* **Dataset items**:
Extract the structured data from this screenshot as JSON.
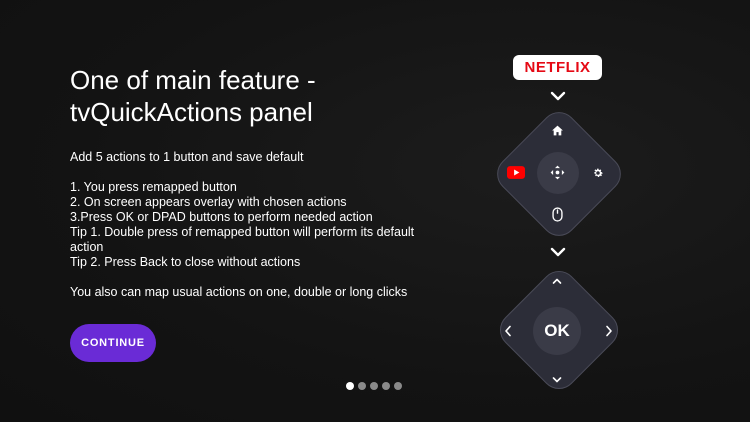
{
  "title": "One of main feature -\ntvQuickActions panel",
  "body": "Add 5 actions to 1 button and save default\n\n1. You press remapped button\n2. On screen appears overlay with chosen actions\n3.Press OK or DPAD buttons to perform needed action\nTip 1. Double press of remapped button will perform its default action\nTip 2. Press Back to close without actions\n\nYou also can map usual actions on one, double or long clicks",
  "continue_label": "CONTINUE",
  "netflix_label": "NETFLIX",
  "ok_label": "OK",
  "pager": {
    "total": 5,
    "active": 0
  },
  "colors": {
    "accent": "#6a2bd6",
    "netflix": "#e50914",
    "youtube": "#ff0000",
    "diamond": "#2c2d38"
  },
  "icons": [
    "chevron-down-icon",
    "home-icon",
    "youtube-icon",
    "dpad-move-icon",
    "gear-icon",
    "mouse-icon",
    "chevron-up-icon",
    "chevron-left-icon",
    "chevron-right-icon"
  ]
}
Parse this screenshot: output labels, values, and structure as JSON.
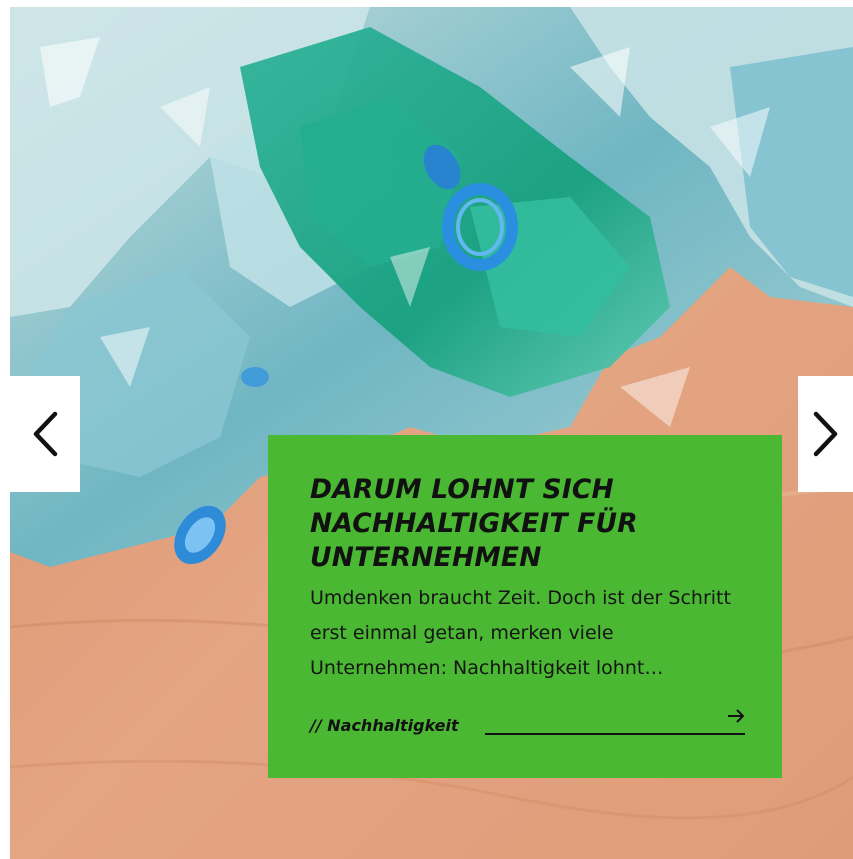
{
  "slider": {
    "nav": {
      "prev_icon": "chevron-left-icon",
      "next_icon": "chevron-right-icon"
    },
    "image": {
      "subject": "crushed plastic bottles on kraft paper"
    },
    "card": {
      "title": "DARUM LOHNT SICH NACHHALTIGKEIT FÜR UNTERNEHMEN",
      "excerpt": "Umdenken braucht Zeit. Doch ist der Schritt erst einmal getan, merken viele Unternehmen: Nachhaltigkeit lohnt…",
      "category": "// Nachhaltigkeit",
      "link_icon": "arrow-right-icon",
      "background": "#4ab832"
    }
  }
}
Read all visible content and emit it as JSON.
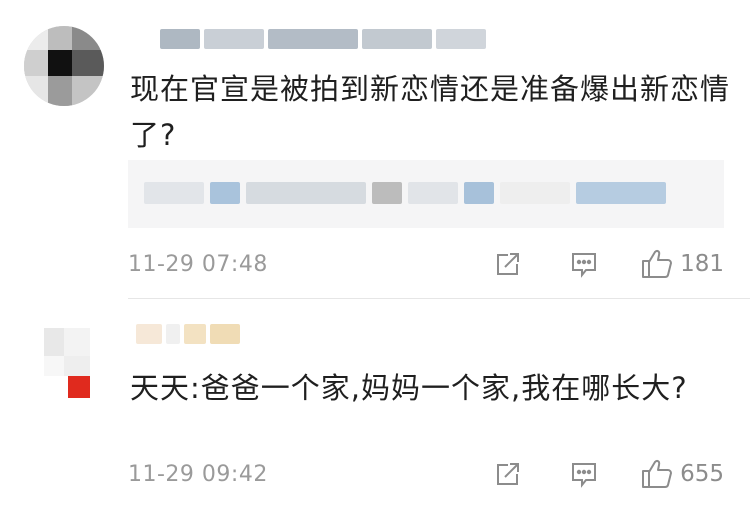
{
  "comments": [
    {
      "text": "现在官宣是被拍到新恋情还是准备爆出新恋情了?",
      "timestamp": "11-29 07:48",
      "likes": "181"
    },
    {
      "text": "天天:爸爸一个家,妈妈一个家,我在哪长大?",
      "timestamp": "11-29 09:42",
      "likes": "655"
    }
  ],
  "icons": {
    "share": "share-icon",
    "comment": "comment-icon",
    "like": "thumbs-up-icon"
  },
  "colors": {
    "meta_text": "#9a9a9a",
    "reply_bg": "#f5f5f6",
    "icon_stroke": "#8c8c8c"
  }
}
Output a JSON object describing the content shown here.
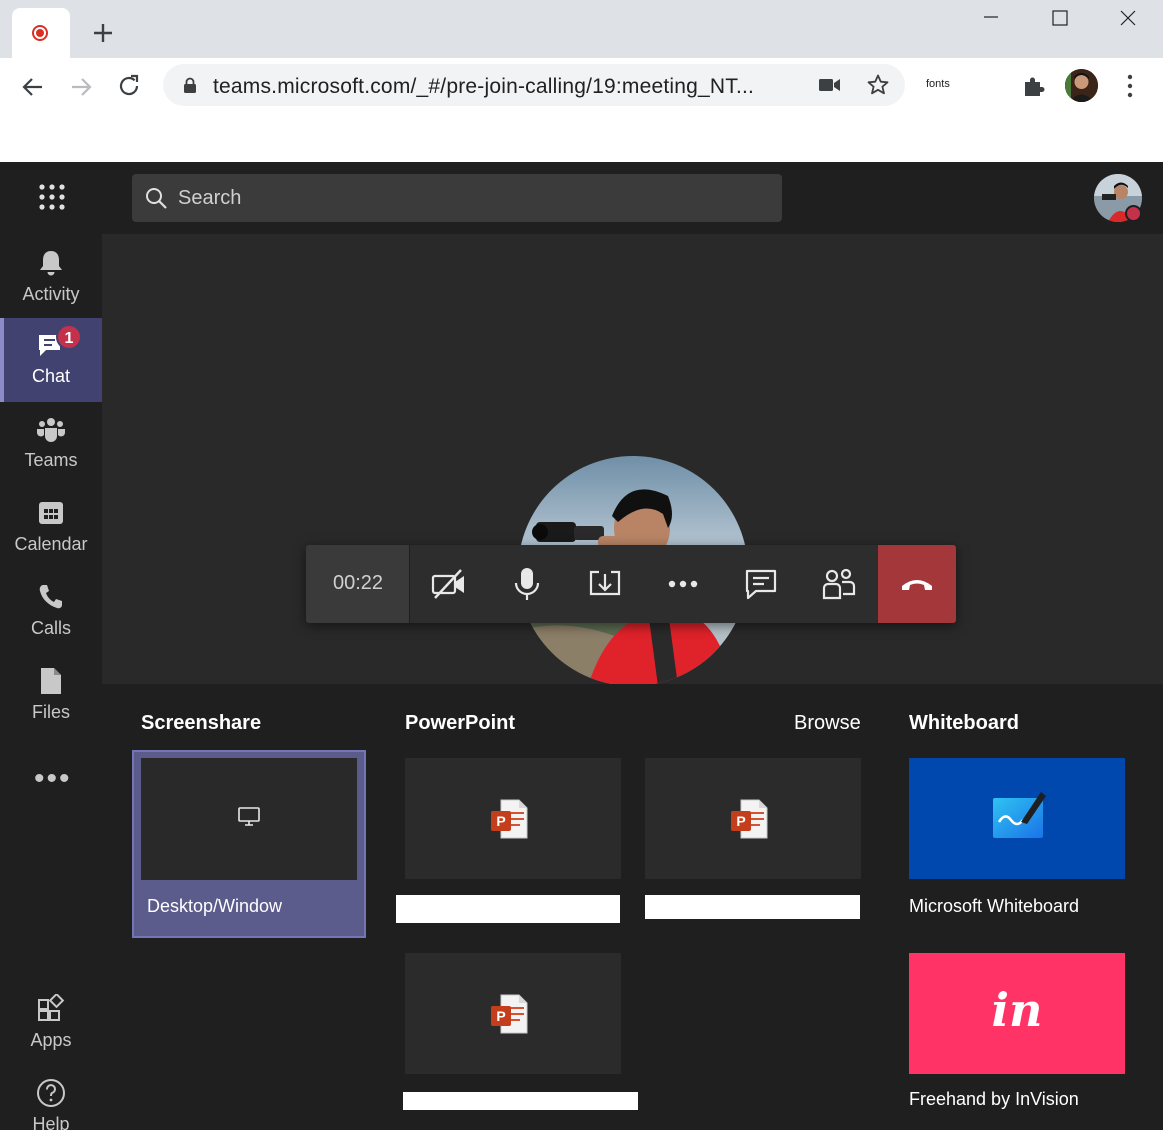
{
  "browser": {
    "url": "teams.microsoft.com/_#/pre-join-calling/19:meeting_NT...",
    "extension_label": "fonts"
  },
  "search": {
    "placeholder": "Search"
  },
  "rail": {
    "items": [
      {
        "label": "Activity",
        "icon": "bell-icon"
      },
      {
        "label": "Chat",
        "icon": "chat-icon",
        "badge": "1",
        "active": true
      },
      {
        "label": "Teams",
        "icon": "teams-icon"
      },
      {
        "label": "Calendar",
        "icon": "calendar-icon"
      },
      {
        "label": "Calls",
        "icon": "phone-icon"
      },
      {
        "label": "Files",
        "icon": "file-icon"
      }
    ],
    "more": "•••",
    "bottom": [
      {
        "label": "Apps",
        "icon": "apps-icon"
      },
      {
        "label": "Help",
        "icon": "help-icon"
      }
    ]
  },
  "call": {
    "timer": "00:22",
    "controls": [
      "camera-off-icon",
      "microphone-icon",
      "share-tray-icon",
      "more-actions-icon",
      "chat-icon",
      "participants-icon",
      "hang-up-icon"
    ]
  },
  "share_tray": {
    "screenshare": {
      "title": "Screenshare",
      "option_label": "Desktop/Window"
    },
    "powerpoint": {
      "title": "PowerPoint",
      "browse_label": "Browse"
    },
    "whiteboard": {
      "title": "Whiteboard",
      "items": [
        {
          "label": "Microsoft Whiteboard"
        },
        {
          "label": "Freehand by InVision",
          "logo_text": "in"
        }
      ]
    }
  },
  "colors": {
    "app_bg": "#1f1f1f",
    "accent": "#5b5b8c",
    "hangup": "#a4373a",
    "whiteboard_tile": "#0048ad",
    "invision_tile": "#ff3366",
    "badge": "#c4314b"
  }
}
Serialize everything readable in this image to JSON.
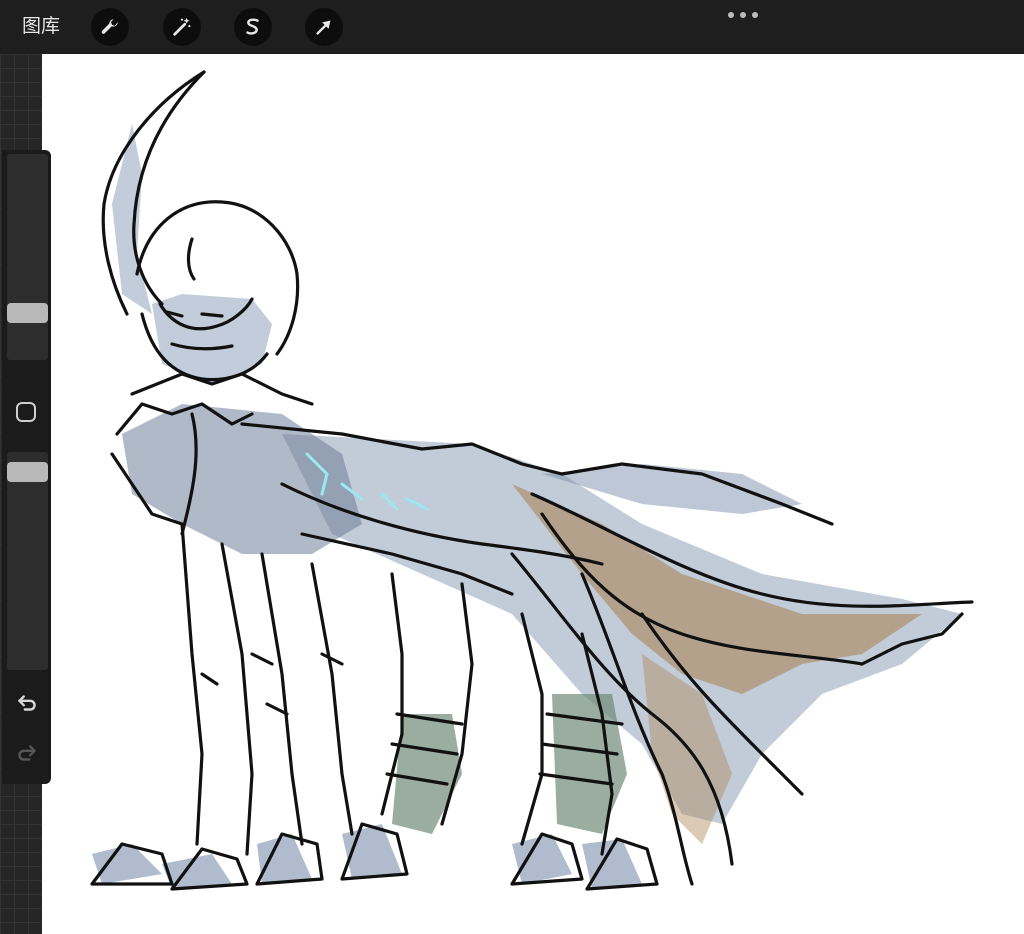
{
  "toolbar": {
    "gallery_label": "图库",
    "tools": [
      "wrench-icon",
      "magic-wand-icon",
      "selection-s-icon",
      "transform-arrow-icon"
    ]
  },
  "sidebar": {
    "brush_size_level": 0.8,
    "opacity_level": 0.95,
    "buttons": [
      "modify-square-icon",
      "undo-icon",
      "redo-icon"
    ]
  },
  "colors": {
    "toolbar_bg": "#1e1e1e",
    "canvas_bg": "#ffffff",
    "ink": "#111111",
    "wash_blue": "#7b8fae",
    "wash_brown": "#a98659",
    "wash_green": "#6f8a78",
    "accent_cyan": "#9be8ee"
  }
}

* **DIRECTIONS**:
Retype all entries exactly as they appear, dropping the images.

* **WRITTEN RESPONSE**:
Extract the structured data from this screenshot as JSON.
{
  "title": "One of main feature -\ntvQuickActions panel",
  "body": "Add 5 actions to 1 button and save default\n\n1. You press remapped button\n2. On screen appears overlay with chosen actions\n3.Press OK or DPAD buttons to perform needed action\nTip 1. Double press of remapped button will perform its default action\nTip 2. Press Back to close without actions\n\nYou also can map usual actions on one, double or long clicks",
  "continue_label": "CONTINUE",
  "netflix_label": "NETFLIX",
  "ok_label": "OK",
  "pager": {
    "total": 5,
    "active": 0
  },
  "colors": {
    "accent": "#6a2bd6",
    "netflix": "#e50914",
    "youtube": "#ff0000",
    "diamond": "#2c2d38"
  },
  "icons": [
    "chevron-down-icon",
    "home-icon",
    "youtube-icon",
    "dpad-move-icon",
    "gear-icon",
    "mouse-icon",
    "chevron-up-icon",
    "chevron-left-icon",
    "chevron-right-icon"
  ]
}
Parse this screenshot: output labels, values, and structure as JSON.
{
  "slider": {
    "nav": {
      "prev_icon": "chevron-left-icon",
      "next_icon": "chevron-right-icon"
    },
    "image": {
      "subject": "crushed plastic bottles on kraft paper"
    },
    "card": {
      "title": "DARUM LOHNT SICH NACHHALTIGKEIT FÜR UNTERNEHMEN",
      "excerpt": "Umdenken braucht Zeit. Doch ist der Schritt erst einmal getan, merken viele Unternehmen: Nachhaltigkeit lohnt…",
      "category": "// Nachhaltigkeit",
      "link_icon": "arrow-right-icon",
      "background": "#4ab832"
    }
  }
}
Read all visible content and emit it as JSON.
{
  "comments": [
    {
      "text": "现在官宣是被拍到新恋情还是准备爆出新恋情了?",
      "timestamp": "11-29 07:48",
      "likes": "181"
    },
    {
      "text": "天天:爸爸一个家,妈妈一个家,我在哪长大?",
      "timestamp": "11-29 09:42",
      "likes": "655"
    }
  ],
  "icons": {
    "share": "share-icon",
    "comment": "comment-icon",
    "like": "thumbs-up-icon"
  },
  "colors": {
    "meta_text": "#9a9a9a",
    "reply_bg": "#f5f5f6",
    "icon_stroke": "#8c8c8c"
  }
}
Output a JSON object describing the content shown here.
{
  "browser": {
    "url": "teams.microsoft.com/_#/pre-join-calling/19:meeting_NT...",
    "extension_label": "fonts"
  },
  "search": {
    "placeholder": "Search"
  },
  "rail": {
    "items": [
      {
        "label": "Activity",
        "icon": "bell-icon"
      },
      {
        "label": "Chat",
        "icon": "chat-icon",
        "badge": "1",
        "active": true
      },
      {
        "label": "Teams",
        "icon": "teams-icon"
      },
      {
        "label": "Calendar",
        "icon": "calendar-icon"
      },
      {
        "label": "Calls",
        "icon": "phone-icon"
      },
      {
        "label": "Files",
        "icon": "file-icon"
      }
    ],
    "more": "•••",
    "bottom": [
      {
        "label": "Apps",
        "icon": "apps-icon"
      },
      {
        "label": "Help",
        "icon": "help-icon"
      }
    ]
  },
  "call": {
    "timer": "00:22",
    "controls": [
      "camera-off-icon",
      "microphone-icon",
      "share-tray-icon",
      "more-actions-icon",
      "chat-icon",
      "participants-icon",
      "hang-up-icon"
    ]
  },
  "share_tray": {
    "screenshare": {
      "title": "Screenshare",
      "option_label": "Desktop/Window"
    },
    "powerpoint": {
      "title": "PowerPoint",
      "browse_label": "Browse"
    },
    "whiteboard": {
      "title": "Whiteboard",
      "items": [
        {
          "label": "Microsoft Whiteboard"
        },
        {
          "label": "Freehand by InVision",
          "logo_text": "in"
        }
      ]
    }
  },
  "colors": {
    "app_bg": "#1f1f1f",
    "accent": "#5b5b8c",
    "hangup": "#a4373a",
    "whiteboard_tile": "#0048ad",
    "invision_tile": "#ff3366",
    "badge": "#c4314b"
  }
}
Serialize everything readable in this image to JSON.
{
  "toolbar": {
    "gallery_label": "图库",
    "tools": [
      "wrench-icon",
      "magic-wand-icon",
      "selection-s-icon",
      "transform-arrow-icon"
    ]
  },
  "sidebar": {
    "brush_size_level": 0.8,
    "opacity_level": 0.95,
    "buttons": [
      "modify-square-icon",
      "undo-icon",
      "redo-icon"
    ]
  },
  "colors": {
    "toolbar_bg": "#1e1e1e",
    "canvas_bg": "#ffffff",
    "ink": "#111111",
    "wash_blue": "#7b8fae",
    "wash_brown": "#a98659",
    "wash_green": "#6f8a78",
    "accent_cyan": "#9be8ee"
  }
}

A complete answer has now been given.